- _Dataset entries_:
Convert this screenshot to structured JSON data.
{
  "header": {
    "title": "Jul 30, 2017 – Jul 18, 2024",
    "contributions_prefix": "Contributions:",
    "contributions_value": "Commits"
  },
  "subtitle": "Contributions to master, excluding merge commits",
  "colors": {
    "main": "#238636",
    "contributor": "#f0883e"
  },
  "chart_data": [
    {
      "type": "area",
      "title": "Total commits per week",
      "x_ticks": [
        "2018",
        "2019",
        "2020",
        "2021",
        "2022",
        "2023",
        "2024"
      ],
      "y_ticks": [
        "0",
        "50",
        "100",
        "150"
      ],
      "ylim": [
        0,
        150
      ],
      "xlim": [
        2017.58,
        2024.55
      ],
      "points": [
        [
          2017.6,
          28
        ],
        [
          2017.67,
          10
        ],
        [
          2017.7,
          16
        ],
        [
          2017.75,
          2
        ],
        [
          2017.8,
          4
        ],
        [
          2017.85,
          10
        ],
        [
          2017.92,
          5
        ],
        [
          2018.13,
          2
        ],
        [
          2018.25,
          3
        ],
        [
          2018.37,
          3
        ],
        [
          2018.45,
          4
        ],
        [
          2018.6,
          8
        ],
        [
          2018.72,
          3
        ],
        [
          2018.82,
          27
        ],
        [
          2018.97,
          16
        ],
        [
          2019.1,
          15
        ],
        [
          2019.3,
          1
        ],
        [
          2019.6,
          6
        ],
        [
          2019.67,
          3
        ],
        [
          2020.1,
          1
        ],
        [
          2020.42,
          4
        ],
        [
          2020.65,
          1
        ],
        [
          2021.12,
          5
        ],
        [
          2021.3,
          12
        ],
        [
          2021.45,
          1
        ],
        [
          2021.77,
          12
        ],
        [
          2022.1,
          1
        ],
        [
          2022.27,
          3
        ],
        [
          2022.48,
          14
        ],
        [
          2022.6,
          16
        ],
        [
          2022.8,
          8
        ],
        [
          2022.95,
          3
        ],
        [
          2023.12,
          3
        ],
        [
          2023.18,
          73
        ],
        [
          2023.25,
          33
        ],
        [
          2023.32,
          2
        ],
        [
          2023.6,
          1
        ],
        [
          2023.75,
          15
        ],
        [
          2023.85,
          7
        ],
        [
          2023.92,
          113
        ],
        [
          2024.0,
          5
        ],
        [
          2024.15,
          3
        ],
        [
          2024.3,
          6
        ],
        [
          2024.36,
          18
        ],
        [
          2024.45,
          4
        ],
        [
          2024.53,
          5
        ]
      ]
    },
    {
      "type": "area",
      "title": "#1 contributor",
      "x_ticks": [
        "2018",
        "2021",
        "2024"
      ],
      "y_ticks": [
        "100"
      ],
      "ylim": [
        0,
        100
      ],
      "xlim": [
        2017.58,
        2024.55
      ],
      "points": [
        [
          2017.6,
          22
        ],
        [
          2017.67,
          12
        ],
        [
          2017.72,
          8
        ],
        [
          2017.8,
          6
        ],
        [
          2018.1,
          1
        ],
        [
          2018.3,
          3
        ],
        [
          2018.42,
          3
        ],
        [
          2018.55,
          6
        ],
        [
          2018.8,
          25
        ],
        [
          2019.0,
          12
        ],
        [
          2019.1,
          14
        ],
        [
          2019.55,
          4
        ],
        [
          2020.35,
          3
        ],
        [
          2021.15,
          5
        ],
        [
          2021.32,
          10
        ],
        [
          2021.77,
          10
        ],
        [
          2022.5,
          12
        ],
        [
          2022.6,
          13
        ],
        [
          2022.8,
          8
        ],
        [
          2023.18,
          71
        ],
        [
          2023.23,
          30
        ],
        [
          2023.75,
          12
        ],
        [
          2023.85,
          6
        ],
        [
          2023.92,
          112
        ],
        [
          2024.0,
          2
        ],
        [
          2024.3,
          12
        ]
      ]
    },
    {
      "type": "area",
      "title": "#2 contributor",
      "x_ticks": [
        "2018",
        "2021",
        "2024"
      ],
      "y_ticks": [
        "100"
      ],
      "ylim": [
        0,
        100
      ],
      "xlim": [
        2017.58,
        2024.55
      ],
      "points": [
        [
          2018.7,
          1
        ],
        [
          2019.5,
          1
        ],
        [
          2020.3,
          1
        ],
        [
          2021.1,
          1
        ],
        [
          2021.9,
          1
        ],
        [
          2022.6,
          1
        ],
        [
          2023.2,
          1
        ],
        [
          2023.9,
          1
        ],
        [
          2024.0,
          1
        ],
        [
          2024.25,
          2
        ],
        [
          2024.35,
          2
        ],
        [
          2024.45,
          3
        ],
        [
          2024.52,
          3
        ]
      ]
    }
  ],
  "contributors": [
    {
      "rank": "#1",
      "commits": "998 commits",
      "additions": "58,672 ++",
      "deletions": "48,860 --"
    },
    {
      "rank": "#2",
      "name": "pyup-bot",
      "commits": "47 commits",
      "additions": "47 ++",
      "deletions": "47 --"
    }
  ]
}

- _Problem statement_: Each record should come back exactly as written.

- _The result_:
Convert this screenshot to structured JSON data.
{
  "header": {
    "title": "Jul 30, 2017 – Jul 18, 2024",
    "contributions_prefix": "Contributions:",
    "contributions_value": "Commits"
  },
  "subtitle": "Contributions to master, excluding merge commits",
  "colors": {
    "main": "#238636",
    "contributor": "#f0883e"
  },
  "chart_data": [
    {
      "type": "area",
      "title": "Total commits per week",
      "x_ticks": [
        "2018",
        "2019",
        "2020",
        "2021",
        "2022",
        "2023",
        "2024"
      ],
      "y_ticks": [
        "0",
        "50",
        "100",
        "150"
      ],
      "ylim": [
        0,
        150
      ],
      "xlim": [
        2017.58,
        2024.55
      ],
      "points": [
        [
          2017.6,
          28
        ],
        [
          2017.67,
          10
        ],
        [
          2017.7,
          16
        ],
        [
          2017.75,
          2
        ],
        [
          2017.8,
          4
        ],
        [
          2017.85,
          10
        ],
        [
          2017.92,
          5
        ],
        [
          2018.13,
          2
        ],
        [
          2018.25,
          3
        ],
        [
          2018.37,
          3
        ],
        [
          2018.45,
          4
        ],
        [
          2018.6,
          8
        ],
        [
          2018.72,
          3
        ],
        [
          2018.82,
          27
        ],
        [
          2018.97,
          16
        ],
        [
          2019.1,
          15
        ],
        [
          2019.3,
          1
        ],
        [
          2019.6,
          6
        ],
        [
          2019.67,
          3
        ],
        [
          2020.1,
          1
        ],
        [
          2020.42,
          4
        ],
        [
          2020.65,
          1
        ],
        [
          2021.12,
          5
        ],
        [
          2021.3,
          12
        ],
        [
          2021.45,
          1
        ],
        [
          2021.77,
          12
        ],
        [
          2022.1,
          1
        ],
        [
          2022.27,
          3
        ],
        [
          2022.48,
          14
        ],
        [
          2022.6,
          16
        ],
        [
          2022.8,
          8
        ],
        [
          2022.95,
          3
        ],
        [
          2023.12,
          3
        ],
        [
          2023.18,
          73
        ],
        [
          2023.25,
          33
        ],
        [
          2023.32,
          2
        ],
        [
          2023.6,
          1
        ],
        [
          2023.75,
          15
        ],
        [
          2023.85,
          7
        ],
        [
          2023.92,
          113
        ],
        [
          2024.0,
          5
        ],
        [
          2024.15,
          3
        ],
        [
          2024.3,
          6
        ],
        [
          2024.36,
          18
        ],
        [
          2024.45,
          4
        ],
        [
          2024.53,
          5
        ]
      ]
    },
    {
      "type": "area",
      "title": "#1 contributor",
      "x_ticks": [
        "2018",
        "2021",
        "2024"
      ],
      "y_ticks": [
        "100"
      ],
      "ylim": [
        0,
        100
      ],
      "xlim": [
        2017.58,
        2024.55
      ],
      "points": [
        [
          2017.6,
          22
        ],
        [
          2017.67,
          12
        ],
        [
          2017.72,
          8
        ],
        [
          2017.8,
          6
        ],
        [
          2018.1,
          1
        ],
        [
          2018.3,
          3
        ],
        [
          2018.42,
          3
        ],
        [
          2018.55,
          6
        ],
        [
          2018.8,
          25
        ],
        [
          2019.0,
          12
        ],
        [
          2019.1,
          14
        ],
        [
          2019.55,
          4
        ],
        [
          2020.35,
          3
        ],
        [
          2021.15,
          5
        ],
        [
          2021.32,
          10
        ],
        [
          2021.77,
          10
        ],
        [
          2022.5,
          12
        ],
        [
          2022.6,
          13
        ],
        [
          2022.8,
          8
        ],
        [
          2023.18,
          71
        ],
        [
          2023.23,
          30
        ],
        [
          2023.75,
          12
        ],
        [
          2023.85,
          6
        ],
        [
          2023.92,
          112
        ],
        [
          2024.0,
          2
        ],
        [
          2024.3,
          12
        ]
      ]
    },
    {
      "type": "area",
      "title": "#2 contributor",
      "x_ticks": [
        "2018",
        "2021",
        "2024"
      ],
      "y_ticks": [
        "100"
      ],
      "ylim": [
        0,
        100
      ],
      "xlim": [
        2017.58,
        2024.55
      ],
      "points": [
        [
          2018.7,
          1
        ],
        [
          2019.5,
          1
        ],
        [
          2020.3,
          1
        ],
        [
          2021.1,
          1
        ],
        [
          2021.9,
          1
        ],
        [
          2022.6,
          1
        ],
        [
          2023.2,
          1
        ],
        [
          2023.9,
          1
        ],
        [
          2024.0,
          1
        ],
        [
          2024.25,
          2
        ],
        [
          2024.35,
          2
        ],
        [
          2024.45,
          3
        ],
        [
          2024.52,
          3
        ]
      ]
    }
  ],
  "contributors": [
    {
      "rank": "#1",
      "commits": "998 commits",
      "additions": "58,672 ++",
      "deletions": "48,860 --"
    },
    {
      "rank": "#2",
      "name": "pyup-bot",
      "commits": "47 commits",
      "additions": "47 ++",
      "deletions": "47 --"
    }
  ]
}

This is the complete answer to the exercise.